=== Entries provided ===

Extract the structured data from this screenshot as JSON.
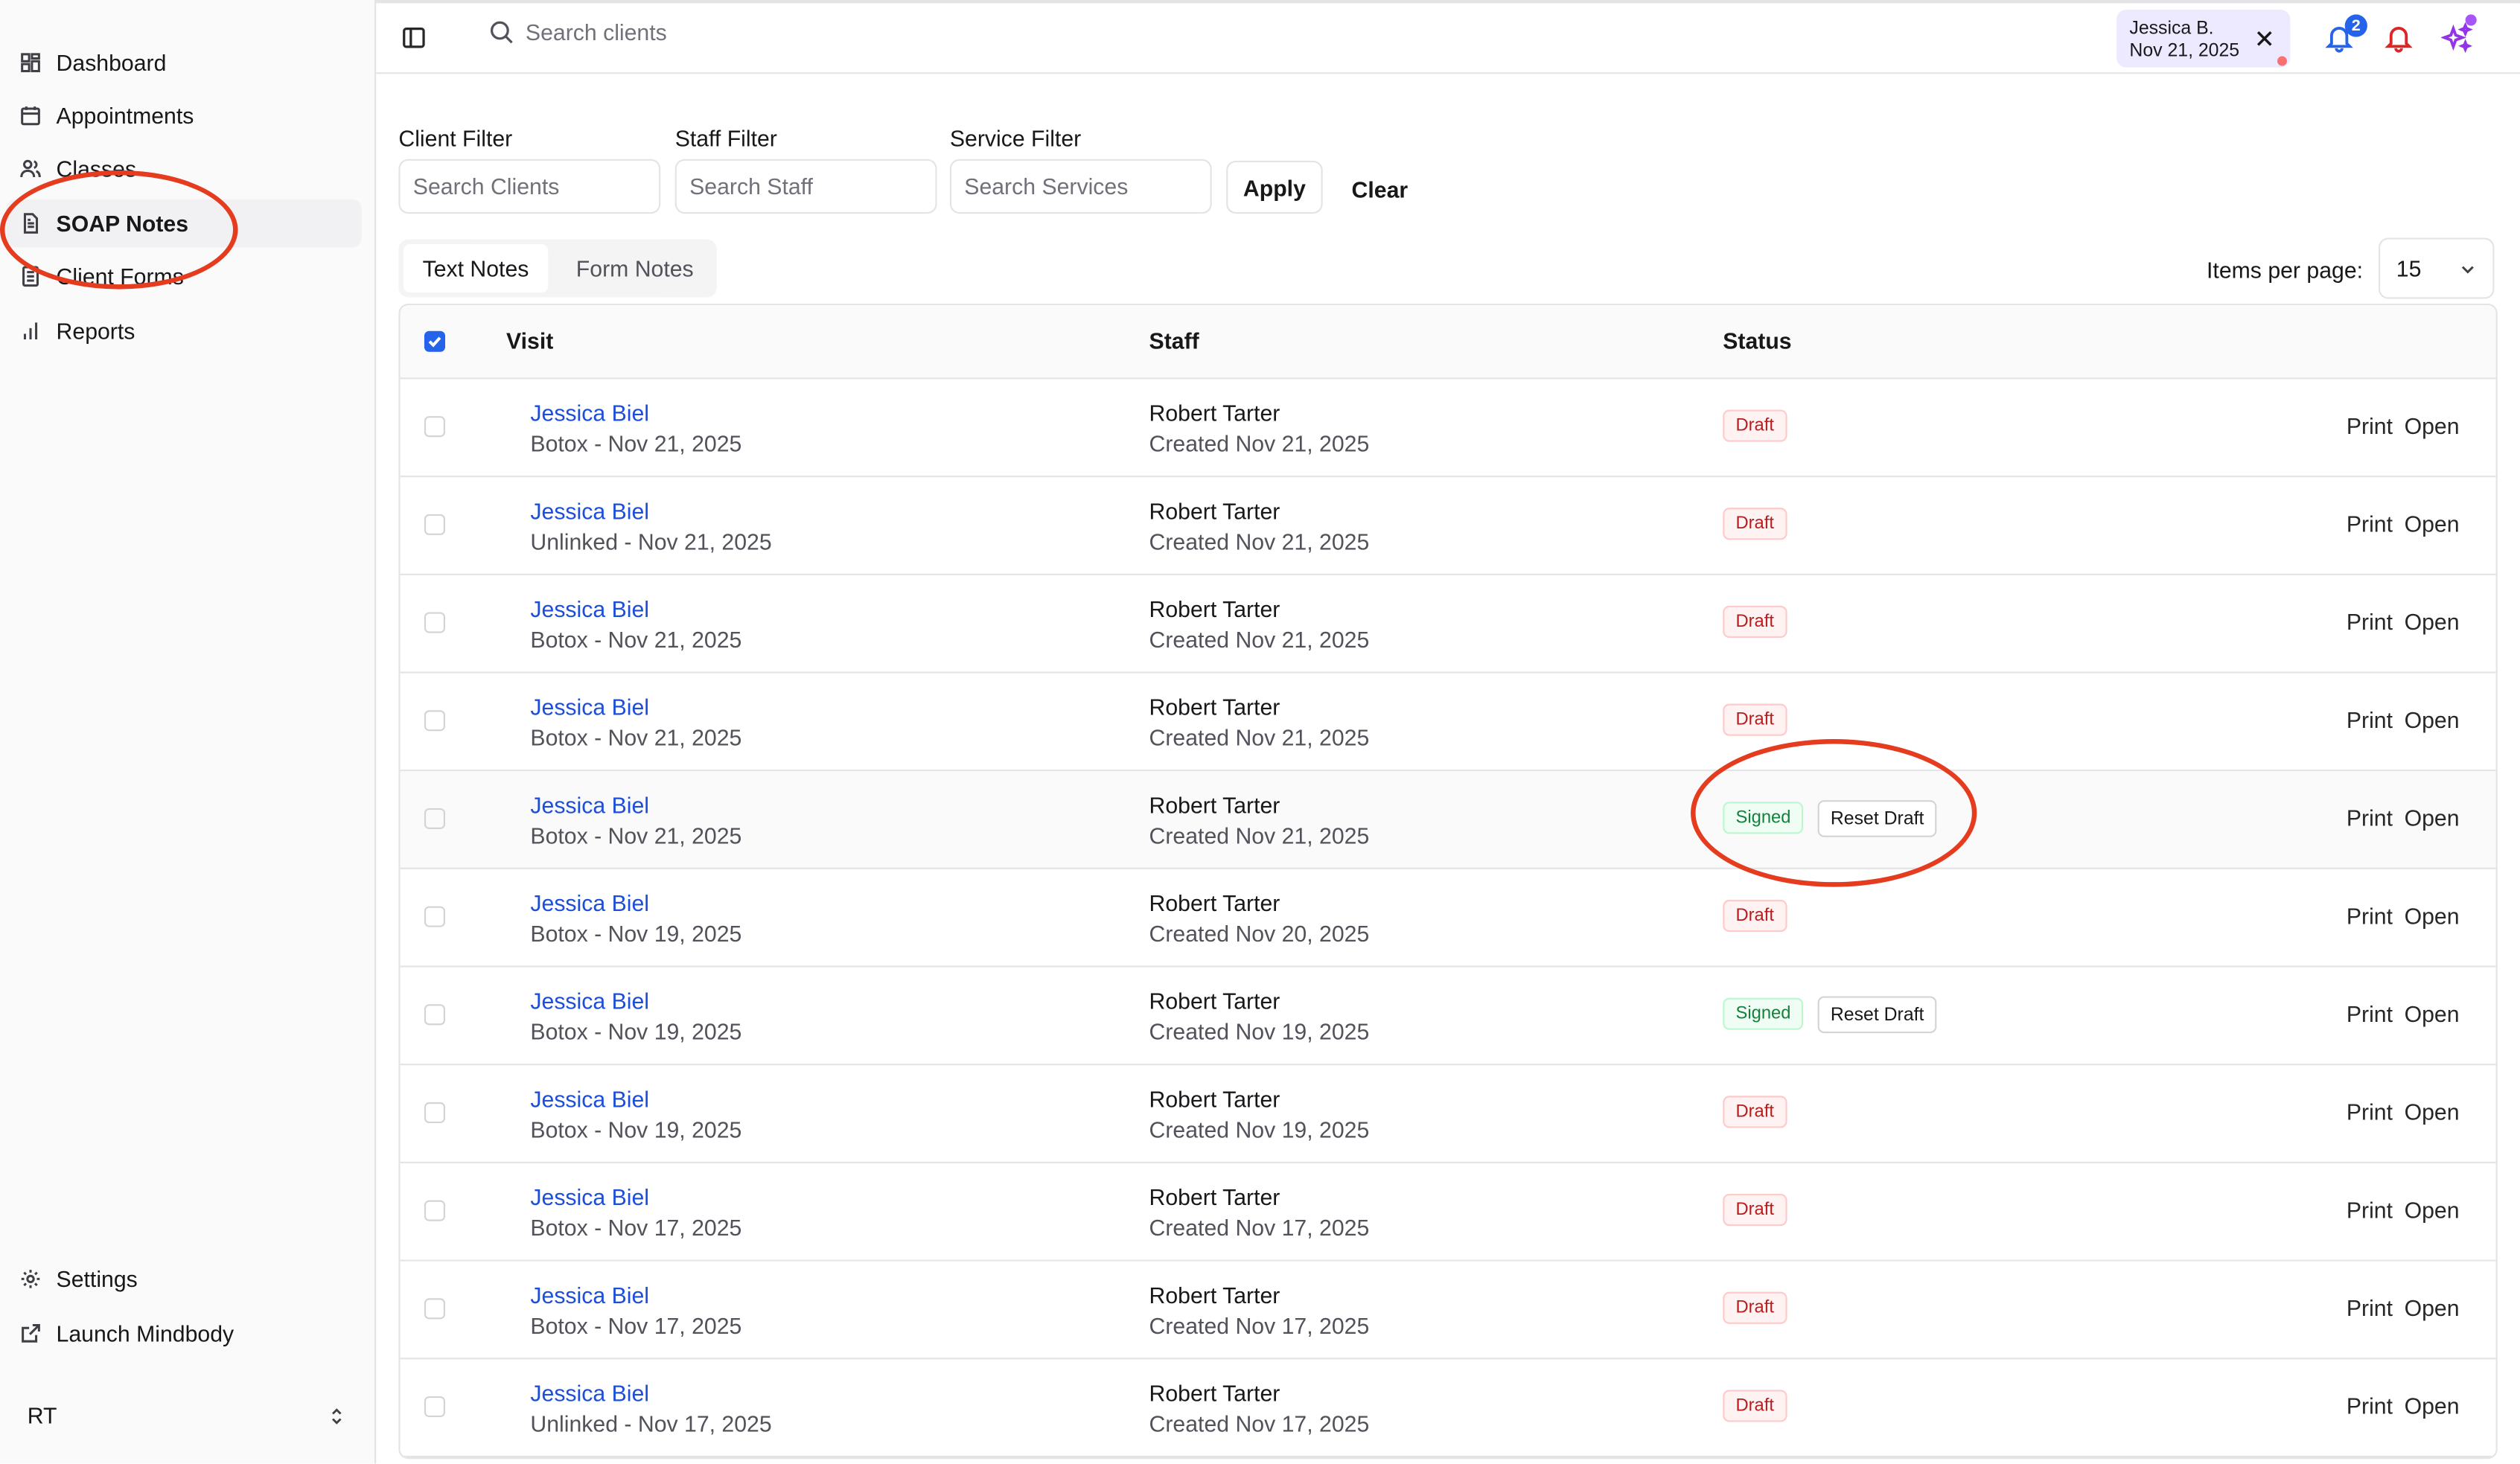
{
  "sidebar": {
    "items": [
      {
        "label": "Dashboard",
        "icon": "dashboard-icon"
      },
      {
        "label": "Appointments",
        "icon": "calendar-icon"
      },
      {
        "label": "Classes",
        "icon": "users-icon"
      },
      {
        "label": "SOAP Notes",
        "icon": "document-icon"
      },
      {
        "label": "Client Forms",
        "icon": "form-icon"
      },
      {
        "label": "Reports",
        "icon": "bar-chart-icon"
      }
    ],
    "bottom_items": [
      {
        "label": "Settings",
        "icon": "gear-icon"
      },
      {
        "label": "Launch Mindbody",
        "icon": "external-link-icon"
      }
    ],
    "user_initials": "RT"
  },
  "topbar": {
    "search_placeholder": "Search clients",
    "client_chip": {
      "name": "Jessica B.",
      "date": "Nov 21, 2025"
    },
    "notification_count": "2"
  },
  "filters": {
    "client_label": "Client Filter",
    "client_placeholder": "Search Clients",
    "staff_label": "Staff Filter",
    "staff_placeholder": "Search Staff",
    "service_label": "Service Filter",
    "service_placeholder": "Search Services",
    "apply_label": "Apply",
    "clear_label": "Clear"
  },
  "tabs": [
    {
      "label": "Text Notes"
    },
    {
      "label": "Form Notes"
    }
  ],
  "pagination": {
    "items_per_page_label": "Items per page:",
    "items_per_page_value": "15"
  },
  "table": {
    "headers": {
      "visit": "Visit",
      "staff": "Staff",
      "status": "Status"
    },
    "print_label": "Print",
    "open_label": "Open",
    "reset_label": "Reset Draft",
    "rows": [
      {
        "client": "Jessica Biel",
        "visit": "Botox - Nov 21, 2025",
        "staff": "Robert Tarter",
        "created": "Created Nov 21, 2025",
        "status": "Draft"
      },
      {
        "client": "Jessica Biel",
        "visit": "Unlinked - Nov 21, 2025",
        "staff": "Robert Tarter",
        "created": "Created Nov 21, 2025",
        "status": "Draft"
      },
      {
        "client": "Jessica Biel",
        "visit": "Botox - Nov 21, 2025",
        "staff": "Robert Tarter",
        "created": "Created Nov 21, 2025",
        "status": "Draft"
      },
      {
        "client": "Jessica Biel",
        "visit": "Botox - Nov 21, 2025",
        "staff": "Robert Tarter",
        "created": "Created Nov 21, 2025",
        "status": "Draft"
      },
      {
        "client": "Jessica Biel",
        "visit": "Botox - Nov 21, 2025",
        "staff": "Robert Tarter",
        "created": "Created Nov 21, 2025",
        "status": "Signed"
      },
      {
        "client": "Jessica Biel",
        "visit": "Botox - Nov 19, 2025",
        "staff": "Robert Tarter",
        "created": "Created Nov 20, 2025",
        "status": "Draft"
      },
      {
        "client": "Jessica Biel",
        "visit": "Botox - Nov 19, 2025",
        "staff": "Robert Tarter",
        "created": "Created Nov 19, 2025",
        "status": "Signed"
      },
      {
        "client": "Jessica Biel",
        "visit": "Botox - Nov 19, 2025",
        "staff": "Robert Tarter",
        "created": "Created Nov 19, 2025",
        "status": "Draft"
      },
      {
        "client": "Jessica Biel",
        "visit": "Botox - Nov 17, 2025",
        "staff": "Robert Tarter",
        "created": "Created Nov 17, 2025",
        "status": "Draft"
      },
      {
        "client": "Jessica Biel",
        "visit": "Botox - Nov 17, 2025",
        "staff": "Robert Tarter",
        "created": "Created Nov 17, 2025",
        "status": "Draft"
      },
      {
        "client": "Jessica Biel",
        "visit": "Unlinked - Nov 17, 2025",
        "staff": "Robert Tarter",
        "created": "Created Nov 17, 2025",
        "status": "Draft"
      }
    ]
  },
  "colors": {
    "annotation": "#e53b1f",
    "link": "#1d4ed8",
    "accent": "#2563eb"
  }
}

===

▶ _Description of the task_
Generate a word-for-word copy of the preceding records, excluding all pictures.

▶ _Expected answer_
Extract the structured data from this screenshot as JSON.
{
  "sidebar": {
    "items": [
      {
        "label": "Dashboard",
        "icon": "dashboard-icon"
      },
      {
        "label": "Appointments",
        "icon": "calendar-icon"
      },
      {
        "label": "Classes",
        "icon": "users-icon"
      },
      {
        "label": "SOAP Notes",
        "icon": "document-icon"
      },
      {
        "label": "Client Forms",
        "icon": "form-icon"
      },
      {
        "label": "Reports",
        "icon": "bar-chart-icon"
      }
    ],
    "bottom_items": [
      {
        "label": "Settings",
        "icon": "gear-icon"
      },
      {
        "label": "Launch Mindbody",
        "icon": "external-link-icon"
      }
    ],
    "user_initials": "RT"
  },
  "topbar": {
    "search_placeholder": "Search clients",
    "client_chip": {
      "name": "Jessica B.",
      "date": "Nov 21, 2025"
    },
    "notification_count": "2"
  },
  "filters": {
    "client_label": "Client Filter",
    "client_placeholder": "Search Clients",
    "staff_label": "Staff Filter",
    "staff_placeholder": "Search Staff",
    "service_label": "Service Filter",
    "service_placeholder": "Search Services",
    "apply_label": "Apply",
    "clear_label": "Clear"
  },
  "tabs": [
    {
      "label": "Text Notes"
    },
    {
      "label": "Form Notes"
    }
  ],
  "pagination": {
    "items_per_page_label": "Items per page:",
    "items_per_page_value": "15"
  },
  "table": {
    "headers": {
      "visit": "Visit",
      "staff": "Staff",
      "status": "Status"
    },
    "print_label": "Print",
    "open_label": "Open",
    "reset_label": "Reset Draft",
    "rows": [
      {
        "client": "Jessica Biel",
        "visit": "Botox - Nov 21, 2025",
        "staff": "Robert Tarter",
        "created": "Created Nov 21, 2025",
        "status": "Draft"
      },
      {
        "client": "Jessica Biel",
        "visit": "Unlinked - Nov 21, 2025",
        "staff": "Robert Tarter",
        "created": "Created Nov 21, 2025",
        "status": "Draft"
      },
      {
        "client": "Jessica Biel",
        "visit": "Botox - Nov 21, 2025",
        "staff": "Robert Tarter",
        "created": "Created Nov 21, 2025",
        "status": "Draft"
      },
      {
        "client": "Jessica Biel",
        "visit": "Botox - Nov 21, 2025",
        "staff": "Robert Tarter",
        "created": "Created Nov 21, 2025",
        "status": "Draft"
      },
      {
        "client": "Jessica Biel",
        "visit": "Botox - Nov 21, 2025",
        "staff": "Robert Tarter",
        "created": "Created Nov 21, 2025",
        "status": "Signed"
      },
      {
        "client": "Jessica Biel",
        "visit": "Botox - Nov 19, 2025",
        "staff": "Robert Tarter",
        "created": "Created Nov 20, 2025",
        "status": "Draft"
      },
      {
        "client": "Jessica Biel",
        "visit": "Botox - Nov 19, 2025",
        "staff": "Robert Tarter",
        "created": "Created Nov 19, 2025",
        "status": "Signed"
      },
      {
        "client": "Jessica Biel",
        "visit": "Botox - Nov 19, 2025",
        "staff": "Robert Tarter",
        "created": "Created Nov 19, 2025",
        "status": "Draft"
      },
      {
        "client": "Jessica Biel",
        "visit": "Botox - Nov 17, 2025",
        "staff": "Robert Tarter",
        "created": "Created Nov 17, 2025",
        "status": "Draft"
      },
      {
        "client": "Jessica Biel",
        "visit": "Botox - Nov 17, 2025",
        "staff": "Robert Tarter",
        "created": "Created Nov 17, 2025",
        "status": "Draft"
      },
      {
        "client": "Jessica Biel",
        "visit": "Unlinked - Nov 17, 2025",
        "staff": "Robert Tarter",
        "created": "Created Nov 17, 2025",
        "status": "Draft"
      }
    ]
  },
  "colors": {
    "annotation": "#e53b1f",
    "link": "#1d4ed8",
    "accent": "#2563eb"
  }
}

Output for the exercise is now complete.